[Task list]
(1) From the article on NATO and Angelina Jolie, list every item of clothing that InStyle is quoted as saying Jolie wore.
(2) In the article on NATO and Angelina Jolie, what was the title of the piece that Stoltenberg and Jolie co-authored for the Guardian?
(3) Extend the article on NATO and Angelina Jolie with the next few sentences, picking up right after its final sentence.

[Text block]
Jolie: Christophe Licoppe/Photonews via Getty


May 16, 2023   6 mins

In January 2018, Nato secretary-general Jens Stoltenberg held an unprecedented press conference with Angelina Jolie. While InStyle reported that Jolie “was dressed in a black off-the-shoulder sheath dress, a matching capelet and classic pumps (also black)”, there was a deeper purpose to this meeting: sexual violence in war. The pair had just co-authored a piece for the Guardian entitled “Why NATO must defend women’s rights”. The timing was significant. At the height of the #MeToo movement, the most powerful military alliance in the world had become a feminist ally. “Ending gender-based violence is a vital issue of peace and security as well as of social justice,” they wrote. “NATO can be a leader in this effort.”

[Information provided]
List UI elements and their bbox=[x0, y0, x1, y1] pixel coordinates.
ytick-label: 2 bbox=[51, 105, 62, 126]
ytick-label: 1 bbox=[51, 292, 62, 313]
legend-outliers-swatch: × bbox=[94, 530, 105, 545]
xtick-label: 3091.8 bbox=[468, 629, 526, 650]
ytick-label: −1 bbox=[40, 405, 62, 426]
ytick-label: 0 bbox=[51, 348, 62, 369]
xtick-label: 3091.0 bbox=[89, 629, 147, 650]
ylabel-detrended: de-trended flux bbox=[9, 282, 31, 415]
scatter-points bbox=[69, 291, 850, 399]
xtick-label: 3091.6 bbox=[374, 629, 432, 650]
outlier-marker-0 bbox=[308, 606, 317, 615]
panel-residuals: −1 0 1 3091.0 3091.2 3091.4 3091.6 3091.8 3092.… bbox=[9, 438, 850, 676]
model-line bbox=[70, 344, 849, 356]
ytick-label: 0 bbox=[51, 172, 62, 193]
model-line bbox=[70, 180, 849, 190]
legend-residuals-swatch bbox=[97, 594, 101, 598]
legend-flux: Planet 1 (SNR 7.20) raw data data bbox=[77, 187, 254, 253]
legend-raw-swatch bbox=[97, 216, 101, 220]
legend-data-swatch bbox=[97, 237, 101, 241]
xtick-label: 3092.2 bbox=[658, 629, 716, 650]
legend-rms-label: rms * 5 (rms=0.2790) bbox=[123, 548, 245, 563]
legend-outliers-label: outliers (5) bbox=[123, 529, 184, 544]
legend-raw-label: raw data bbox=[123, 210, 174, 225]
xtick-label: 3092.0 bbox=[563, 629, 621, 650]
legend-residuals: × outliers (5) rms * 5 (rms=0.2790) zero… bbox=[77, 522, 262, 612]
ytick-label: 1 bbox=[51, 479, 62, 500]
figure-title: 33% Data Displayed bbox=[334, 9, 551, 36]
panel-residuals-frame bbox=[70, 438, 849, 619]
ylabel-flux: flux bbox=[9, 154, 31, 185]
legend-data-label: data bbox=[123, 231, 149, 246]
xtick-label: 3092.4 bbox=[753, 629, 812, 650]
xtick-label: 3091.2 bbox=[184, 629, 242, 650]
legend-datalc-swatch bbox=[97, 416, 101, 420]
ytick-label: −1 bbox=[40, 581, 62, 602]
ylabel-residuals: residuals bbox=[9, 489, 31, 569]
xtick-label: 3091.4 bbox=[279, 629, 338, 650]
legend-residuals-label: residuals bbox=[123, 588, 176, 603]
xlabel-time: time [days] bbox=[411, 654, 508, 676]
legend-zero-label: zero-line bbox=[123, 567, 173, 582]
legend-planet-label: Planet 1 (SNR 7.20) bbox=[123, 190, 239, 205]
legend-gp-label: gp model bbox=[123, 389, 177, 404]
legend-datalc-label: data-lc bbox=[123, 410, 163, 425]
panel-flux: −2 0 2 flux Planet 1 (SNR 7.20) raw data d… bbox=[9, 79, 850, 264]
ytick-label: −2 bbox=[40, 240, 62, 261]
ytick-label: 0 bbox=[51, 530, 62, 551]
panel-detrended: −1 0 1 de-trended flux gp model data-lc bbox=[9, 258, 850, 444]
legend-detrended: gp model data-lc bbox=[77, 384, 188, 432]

[Task-by-task outputs]
(1)
- A black off-the-shoulder sheath dress
- A matching capelet
- Classic pumps (also black)

(2) “Why NATO must defend women’s rights”

(3)
This was a new and progressive face for Nato, the same one it has since used to seduce much of the European Left. Previously, in the Nordic countries, Atlanticists have had to sell war and militarism to largely pacifist publics. This was achieved in part by presenting Nato not as a rapacious, pro-war military alliance, but as an enlightened, “progressive” peace alliance. As Timothy Garton Ash effused in the Guardian in 2002, “NATO has become a European peace movement” where one could watch “John Lennon meet George Bush”. Today, by contrast, following Russia’s full-scale invasion of Ukraine, Sweden and Finland abandoned their long-standing traditions of neutrality and opted for membership. Nato is portrayed as a military alliance — and Ukraine a war­ — that even former pacifists can get behind. All its proponents seem to be singing is “Give War a Chance”.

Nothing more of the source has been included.